AIM:
State how many lines in the records hold the word "reach", giving the number and no other text.

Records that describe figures
########################################

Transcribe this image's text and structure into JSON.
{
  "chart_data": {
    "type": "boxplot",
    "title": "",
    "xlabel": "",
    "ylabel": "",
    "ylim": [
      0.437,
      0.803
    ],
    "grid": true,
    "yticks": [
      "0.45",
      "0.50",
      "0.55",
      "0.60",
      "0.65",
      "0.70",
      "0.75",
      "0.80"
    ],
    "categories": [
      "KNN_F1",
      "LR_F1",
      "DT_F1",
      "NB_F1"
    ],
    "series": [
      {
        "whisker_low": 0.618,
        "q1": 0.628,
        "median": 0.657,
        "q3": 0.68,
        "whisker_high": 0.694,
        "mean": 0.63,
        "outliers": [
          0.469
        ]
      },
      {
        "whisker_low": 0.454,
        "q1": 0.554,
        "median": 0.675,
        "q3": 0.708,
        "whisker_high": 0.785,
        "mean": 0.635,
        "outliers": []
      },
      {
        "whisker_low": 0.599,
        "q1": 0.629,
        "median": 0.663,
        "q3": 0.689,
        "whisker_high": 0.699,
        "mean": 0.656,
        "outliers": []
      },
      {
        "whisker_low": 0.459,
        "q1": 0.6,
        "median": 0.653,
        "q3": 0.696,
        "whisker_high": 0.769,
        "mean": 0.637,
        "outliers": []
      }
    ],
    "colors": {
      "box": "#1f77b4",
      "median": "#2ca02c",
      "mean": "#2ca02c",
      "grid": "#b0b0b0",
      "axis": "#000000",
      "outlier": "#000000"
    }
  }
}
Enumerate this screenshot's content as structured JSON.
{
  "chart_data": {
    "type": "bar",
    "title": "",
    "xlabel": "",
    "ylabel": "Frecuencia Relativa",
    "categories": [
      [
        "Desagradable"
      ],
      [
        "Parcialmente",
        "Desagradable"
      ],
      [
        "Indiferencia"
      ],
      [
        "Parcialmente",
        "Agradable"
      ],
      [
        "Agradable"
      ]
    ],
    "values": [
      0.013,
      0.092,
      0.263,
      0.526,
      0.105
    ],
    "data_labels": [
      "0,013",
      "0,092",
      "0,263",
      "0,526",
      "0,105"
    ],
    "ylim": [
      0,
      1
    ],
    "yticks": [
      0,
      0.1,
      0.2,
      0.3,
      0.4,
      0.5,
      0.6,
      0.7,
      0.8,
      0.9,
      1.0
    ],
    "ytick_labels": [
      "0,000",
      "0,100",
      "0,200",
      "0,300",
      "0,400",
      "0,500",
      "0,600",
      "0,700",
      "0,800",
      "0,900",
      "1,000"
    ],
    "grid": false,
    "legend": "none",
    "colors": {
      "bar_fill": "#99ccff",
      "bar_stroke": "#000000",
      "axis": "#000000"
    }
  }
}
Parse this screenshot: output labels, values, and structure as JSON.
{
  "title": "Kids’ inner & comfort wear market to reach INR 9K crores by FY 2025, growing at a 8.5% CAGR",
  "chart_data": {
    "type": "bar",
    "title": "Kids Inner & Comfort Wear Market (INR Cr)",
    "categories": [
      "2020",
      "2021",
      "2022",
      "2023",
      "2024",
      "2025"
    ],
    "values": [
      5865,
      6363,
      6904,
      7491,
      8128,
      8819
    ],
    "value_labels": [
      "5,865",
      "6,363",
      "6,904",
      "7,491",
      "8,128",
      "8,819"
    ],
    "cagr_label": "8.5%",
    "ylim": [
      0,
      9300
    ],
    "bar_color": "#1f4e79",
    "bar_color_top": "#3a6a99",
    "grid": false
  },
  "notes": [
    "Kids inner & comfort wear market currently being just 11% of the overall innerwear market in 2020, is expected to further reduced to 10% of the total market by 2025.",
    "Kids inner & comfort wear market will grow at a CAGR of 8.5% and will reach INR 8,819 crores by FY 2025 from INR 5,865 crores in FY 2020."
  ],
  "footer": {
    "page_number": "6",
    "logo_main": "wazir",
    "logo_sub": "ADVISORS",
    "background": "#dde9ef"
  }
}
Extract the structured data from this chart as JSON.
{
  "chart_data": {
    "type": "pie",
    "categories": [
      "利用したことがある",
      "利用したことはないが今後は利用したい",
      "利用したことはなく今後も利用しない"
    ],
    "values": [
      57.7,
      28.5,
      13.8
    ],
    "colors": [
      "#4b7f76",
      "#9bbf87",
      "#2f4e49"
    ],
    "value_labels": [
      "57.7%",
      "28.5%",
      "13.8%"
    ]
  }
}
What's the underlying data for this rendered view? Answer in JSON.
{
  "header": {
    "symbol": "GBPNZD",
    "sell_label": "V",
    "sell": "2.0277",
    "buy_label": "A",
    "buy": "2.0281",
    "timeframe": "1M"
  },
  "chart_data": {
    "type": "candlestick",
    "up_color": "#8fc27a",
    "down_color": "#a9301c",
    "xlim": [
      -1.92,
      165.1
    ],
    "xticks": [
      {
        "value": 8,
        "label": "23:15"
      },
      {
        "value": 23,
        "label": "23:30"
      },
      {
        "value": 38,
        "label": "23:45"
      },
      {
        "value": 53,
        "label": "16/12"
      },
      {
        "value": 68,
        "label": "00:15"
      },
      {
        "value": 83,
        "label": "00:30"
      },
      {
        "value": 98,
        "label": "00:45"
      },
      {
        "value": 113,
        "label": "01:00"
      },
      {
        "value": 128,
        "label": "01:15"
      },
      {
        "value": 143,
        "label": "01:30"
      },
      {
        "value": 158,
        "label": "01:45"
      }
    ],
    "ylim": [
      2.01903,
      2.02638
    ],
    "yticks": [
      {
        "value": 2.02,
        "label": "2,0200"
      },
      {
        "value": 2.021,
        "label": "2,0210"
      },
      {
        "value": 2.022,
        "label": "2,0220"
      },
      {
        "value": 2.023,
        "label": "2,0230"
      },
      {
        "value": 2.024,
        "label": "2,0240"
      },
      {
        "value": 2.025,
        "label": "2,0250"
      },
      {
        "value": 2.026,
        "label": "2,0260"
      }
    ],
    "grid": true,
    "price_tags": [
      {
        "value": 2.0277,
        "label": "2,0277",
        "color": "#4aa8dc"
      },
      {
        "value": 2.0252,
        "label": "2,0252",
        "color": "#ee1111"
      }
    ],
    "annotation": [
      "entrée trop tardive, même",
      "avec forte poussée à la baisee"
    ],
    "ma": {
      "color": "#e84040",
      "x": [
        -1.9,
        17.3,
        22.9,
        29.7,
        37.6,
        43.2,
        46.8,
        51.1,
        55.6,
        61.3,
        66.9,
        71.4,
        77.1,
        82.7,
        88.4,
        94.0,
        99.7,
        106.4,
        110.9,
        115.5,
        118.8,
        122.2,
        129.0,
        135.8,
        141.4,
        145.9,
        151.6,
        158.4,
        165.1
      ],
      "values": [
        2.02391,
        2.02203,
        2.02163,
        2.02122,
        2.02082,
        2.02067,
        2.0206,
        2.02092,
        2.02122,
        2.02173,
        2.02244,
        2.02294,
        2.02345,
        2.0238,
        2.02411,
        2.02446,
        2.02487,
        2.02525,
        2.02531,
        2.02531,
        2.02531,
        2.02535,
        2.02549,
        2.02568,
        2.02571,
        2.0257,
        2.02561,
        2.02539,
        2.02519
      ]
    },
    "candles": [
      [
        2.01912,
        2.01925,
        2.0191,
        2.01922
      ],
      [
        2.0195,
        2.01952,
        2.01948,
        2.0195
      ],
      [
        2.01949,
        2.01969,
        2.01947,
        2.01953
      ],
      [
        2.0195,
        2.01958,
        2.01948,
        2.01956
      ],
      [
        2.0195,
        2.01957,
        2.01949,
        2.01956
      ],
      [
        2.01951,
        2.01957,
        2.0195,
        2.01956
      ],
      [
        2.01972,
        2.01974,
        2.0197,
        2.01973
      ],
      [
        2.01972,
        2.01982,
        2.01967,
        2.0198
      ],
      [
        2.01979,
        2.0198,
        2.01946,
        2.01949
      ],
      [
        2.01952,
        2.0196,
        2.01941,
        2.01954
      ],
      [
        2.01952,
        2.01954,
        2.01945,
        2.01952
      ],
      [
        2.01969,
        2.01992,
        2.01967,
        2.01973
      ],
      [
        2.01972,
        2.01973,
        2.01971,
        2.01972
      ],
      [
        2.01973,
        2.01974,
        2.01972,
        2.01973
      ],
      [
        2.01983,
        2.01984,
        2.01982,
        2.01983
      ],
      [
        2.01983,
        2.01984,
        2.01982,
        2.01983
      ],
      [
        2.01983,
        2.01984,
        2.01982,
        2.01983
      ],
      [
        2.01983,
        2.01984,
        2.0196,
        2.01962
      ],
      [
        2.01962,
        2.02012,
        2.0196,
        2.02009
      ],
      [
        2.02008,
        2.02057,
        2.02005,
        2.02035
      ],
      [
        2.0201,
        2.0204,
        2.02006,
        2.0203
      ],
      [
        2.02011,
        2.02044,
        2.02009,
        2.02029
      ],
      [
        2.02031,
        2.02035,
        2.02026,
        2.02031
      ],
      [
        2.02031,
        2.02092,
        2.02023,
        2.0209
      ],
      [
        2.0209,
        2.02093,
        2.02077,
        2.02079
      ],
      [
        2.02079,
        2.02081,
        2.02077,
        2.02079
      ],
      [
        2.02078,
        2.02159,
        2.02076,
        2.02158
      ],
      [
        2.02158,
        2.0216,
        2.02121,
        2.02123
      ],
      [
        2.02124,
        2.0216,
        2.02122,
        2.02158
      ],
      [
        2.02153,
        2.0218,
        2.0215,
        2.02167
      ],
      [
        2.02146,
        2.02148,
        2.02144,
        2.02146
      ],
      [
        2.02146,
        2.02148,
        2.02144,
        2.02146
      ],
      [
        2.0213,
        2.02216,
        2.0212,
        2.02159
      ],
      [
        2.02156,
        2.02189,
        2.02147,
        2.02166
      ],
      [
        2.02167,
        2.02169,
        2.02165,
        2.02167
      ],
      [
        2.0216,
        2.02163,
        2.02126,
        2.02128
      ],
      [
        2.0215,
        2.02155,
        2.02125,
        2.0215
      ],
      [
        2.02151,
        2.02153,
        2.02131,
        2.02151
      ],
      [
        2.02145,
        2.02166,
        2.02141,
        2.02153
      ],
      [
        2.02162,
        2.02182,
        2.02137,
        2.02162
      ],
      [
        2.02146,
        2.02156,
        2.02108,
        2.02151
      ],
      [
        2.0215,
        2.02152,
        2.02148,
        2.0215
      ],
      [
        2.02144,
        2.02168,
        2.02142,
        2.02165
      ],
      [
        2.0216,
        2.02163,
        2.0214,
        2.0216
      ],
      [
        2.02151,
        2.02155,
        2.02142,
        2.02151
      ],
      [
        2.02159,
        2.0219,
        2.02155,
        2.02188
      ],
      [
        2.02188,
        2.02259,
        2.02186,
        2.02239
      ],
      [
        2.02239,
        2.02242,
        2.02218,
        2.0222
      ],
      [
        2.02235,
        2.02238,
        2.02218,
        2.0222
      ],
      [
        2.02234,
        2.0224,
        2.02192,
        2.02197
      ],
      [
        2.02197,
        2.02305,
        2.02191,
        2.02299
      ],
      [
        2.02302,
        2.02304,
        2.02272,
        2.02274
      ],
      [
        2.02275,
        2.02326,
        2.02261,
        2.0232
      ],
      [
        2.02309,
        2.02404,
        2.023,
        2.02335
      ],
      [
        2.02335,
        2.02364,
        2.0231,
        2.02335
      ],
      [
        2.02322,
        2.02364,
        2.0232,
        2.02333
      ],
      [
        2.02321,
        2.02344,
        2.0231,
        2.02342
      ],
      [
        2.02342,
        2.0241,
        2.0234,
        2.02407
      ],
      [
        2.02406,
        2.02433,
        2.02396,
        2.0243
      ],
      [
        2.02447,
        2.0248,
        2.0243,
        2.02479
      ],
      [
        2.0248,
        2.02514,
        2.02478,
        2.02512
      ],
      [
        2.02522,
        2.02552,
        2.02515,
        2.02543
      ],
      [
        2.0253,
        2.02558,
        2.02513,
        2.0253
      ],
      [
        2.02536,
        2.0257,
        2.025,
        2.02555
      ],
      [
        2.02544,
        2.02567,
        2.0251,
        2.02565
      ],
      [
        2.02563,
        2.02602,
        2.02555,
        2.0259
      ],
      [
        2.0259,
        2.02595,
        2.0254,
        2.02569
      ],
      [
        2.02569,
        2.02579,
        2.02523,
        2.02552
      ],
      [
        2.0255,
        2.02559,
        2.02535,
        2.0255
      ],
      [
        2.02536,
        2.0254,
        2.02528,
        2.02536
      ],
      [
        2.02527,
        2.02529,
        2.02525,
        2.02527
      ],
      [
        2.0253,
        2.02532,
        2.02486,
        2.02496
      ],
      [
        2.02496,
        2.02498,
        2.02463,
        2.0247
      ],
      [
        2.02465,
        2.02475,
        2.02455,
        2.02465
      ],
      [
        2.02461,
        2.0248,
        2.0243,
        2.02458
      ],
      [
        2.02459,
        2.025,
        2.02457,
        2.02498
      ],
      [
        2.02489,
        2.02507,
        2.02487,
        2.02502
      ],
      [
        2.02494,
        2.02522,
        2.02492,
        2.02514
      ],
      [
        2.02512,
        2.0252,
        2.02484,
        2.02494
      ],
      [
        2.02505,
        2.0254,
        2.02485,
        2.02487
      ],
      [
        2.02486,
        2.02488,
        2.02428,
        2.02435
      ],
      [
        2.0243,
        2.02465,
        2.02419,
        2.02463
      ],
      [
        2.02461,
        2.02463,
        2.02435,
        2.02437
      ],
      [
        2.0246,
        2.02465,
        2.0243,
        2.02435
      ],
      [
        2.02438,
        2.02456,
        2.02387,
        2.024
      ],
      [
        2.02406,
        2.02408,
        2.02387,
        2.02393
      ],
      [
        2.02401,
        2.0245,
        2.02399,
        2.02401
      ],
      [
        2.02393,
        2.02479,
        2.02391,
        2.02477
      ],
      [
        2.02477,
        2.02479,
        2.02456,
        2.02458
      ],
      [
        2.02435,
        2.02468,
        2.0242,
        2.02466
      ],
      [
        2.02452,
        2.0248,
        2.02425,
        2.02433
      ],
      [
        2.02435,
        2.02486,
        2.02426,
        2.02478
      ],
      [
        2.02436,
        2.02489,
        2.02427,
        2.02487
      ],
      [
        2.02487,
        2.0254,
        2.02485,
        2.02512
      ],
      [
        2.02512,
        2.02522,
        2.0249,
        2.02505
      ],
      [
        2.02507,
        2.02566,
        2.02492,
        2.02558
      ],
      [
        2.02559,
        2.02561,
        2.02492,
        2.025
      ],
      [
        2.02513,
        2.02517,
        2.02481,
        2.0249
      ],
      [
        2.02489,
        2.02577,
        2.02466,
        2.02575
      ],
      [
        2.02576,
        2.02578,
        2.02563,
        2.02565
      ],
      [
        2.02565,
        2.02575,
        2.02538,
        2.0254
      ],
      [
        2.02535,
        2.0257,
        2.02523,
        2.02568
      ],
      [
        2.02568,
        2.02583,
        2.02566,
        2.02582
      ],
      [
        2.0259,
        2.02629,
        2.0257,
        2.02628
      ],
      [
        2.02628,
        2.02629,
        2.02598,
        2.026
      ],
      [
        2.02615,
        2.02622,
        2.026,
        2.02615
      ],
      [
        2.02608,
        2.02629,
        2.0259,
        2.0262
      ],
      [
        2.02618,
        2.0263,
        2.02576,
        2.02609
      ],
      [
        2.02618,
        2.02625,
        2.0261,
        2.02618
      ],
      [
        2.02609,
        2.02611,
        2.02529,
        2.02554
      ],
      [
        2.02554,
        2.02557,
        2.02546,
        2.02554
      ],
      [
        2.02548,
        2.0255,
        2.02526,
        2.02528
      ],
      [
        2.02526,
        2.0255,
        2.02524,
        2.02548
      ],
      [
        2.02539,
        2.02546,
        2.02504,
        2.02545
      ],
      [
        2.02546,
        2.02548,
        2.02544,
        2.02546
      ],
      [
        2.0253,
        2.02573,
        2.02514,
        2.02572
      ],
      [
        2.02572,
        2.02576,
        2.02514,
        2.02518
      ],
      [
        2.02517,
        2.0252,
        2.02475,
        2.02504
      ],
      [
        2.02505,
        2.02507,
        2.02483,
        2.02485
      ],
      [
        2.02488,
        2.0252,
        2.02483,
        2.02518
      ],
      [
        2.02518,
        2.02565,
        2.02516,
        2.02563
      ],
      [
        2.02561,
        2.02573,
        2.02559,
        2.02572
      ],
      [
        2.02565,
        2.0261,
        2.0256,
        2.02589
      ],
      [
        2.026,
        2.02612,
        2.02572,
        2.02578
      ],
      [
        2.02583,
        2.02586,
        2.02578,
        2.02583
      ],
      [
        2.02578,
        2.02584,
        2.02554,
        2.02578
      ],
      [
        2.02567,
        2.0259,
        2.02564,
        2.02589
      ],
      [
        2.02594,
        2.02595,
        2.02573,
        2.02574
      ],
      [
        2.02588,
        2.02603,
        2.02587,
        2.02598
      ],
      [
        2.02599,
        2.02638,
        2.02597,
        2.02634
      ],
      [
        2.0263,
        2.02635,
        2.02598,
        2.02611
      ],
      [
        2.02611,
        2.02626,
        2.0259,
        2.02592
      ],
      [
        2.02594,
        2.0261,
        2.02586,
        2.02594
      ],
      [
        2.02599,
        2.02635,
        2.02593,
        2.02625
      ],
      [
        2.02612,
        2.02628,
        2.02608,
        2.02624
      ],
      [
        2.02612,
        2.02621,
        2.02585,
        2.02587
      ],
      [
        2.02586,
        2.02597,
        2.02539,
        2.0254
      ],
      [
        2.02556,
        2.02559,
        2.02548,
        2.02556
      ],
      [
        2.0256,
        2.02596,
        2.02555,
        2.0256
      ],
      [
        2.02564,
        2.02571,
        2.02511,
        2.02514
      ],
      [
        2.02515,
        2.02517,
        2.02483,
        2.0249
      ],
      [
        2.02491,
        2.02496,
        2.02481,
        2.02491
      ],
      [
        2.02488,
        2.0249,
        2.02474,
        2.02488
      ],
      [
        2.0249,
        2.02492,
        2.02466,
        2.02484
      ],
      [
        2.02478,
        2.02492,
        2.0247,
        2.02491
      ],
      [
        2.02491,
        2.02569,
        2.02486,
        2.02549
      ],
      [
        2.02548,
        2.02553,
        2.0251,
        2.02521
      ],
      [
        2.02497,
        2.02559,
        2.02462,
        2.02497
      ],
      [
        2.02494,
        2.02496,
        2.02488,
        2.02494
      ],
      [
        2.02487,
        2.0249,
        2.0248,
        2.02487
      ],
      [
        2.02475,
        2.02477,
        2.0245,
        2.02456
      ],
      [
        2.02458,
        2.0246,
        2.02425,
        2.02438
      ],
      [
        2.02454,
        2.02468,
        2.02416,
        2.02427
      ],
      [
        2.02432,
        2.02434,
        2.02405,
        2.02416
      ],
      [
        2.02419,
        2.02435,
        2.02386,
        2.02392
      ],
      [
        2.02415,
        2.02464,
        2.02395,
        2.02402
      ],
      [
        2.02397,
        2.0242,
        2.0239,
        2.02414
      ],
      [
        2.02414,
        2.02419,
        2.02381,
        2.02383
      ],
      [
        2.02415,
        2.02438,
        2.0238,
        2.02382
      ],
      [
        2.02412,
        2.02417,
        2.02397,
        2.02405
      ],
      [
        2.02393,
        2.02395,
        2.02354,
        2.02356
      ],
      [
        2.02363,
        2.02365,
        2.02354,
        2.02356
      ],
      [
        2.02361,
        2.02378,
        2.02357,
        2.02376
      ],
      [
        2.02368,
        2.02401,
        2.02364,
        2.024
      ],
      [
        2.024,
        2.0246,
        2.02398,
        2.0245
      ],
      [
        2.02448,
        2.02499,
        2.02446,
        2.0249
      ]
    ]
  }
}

########################################

ANSWER FOR THE TASK:
2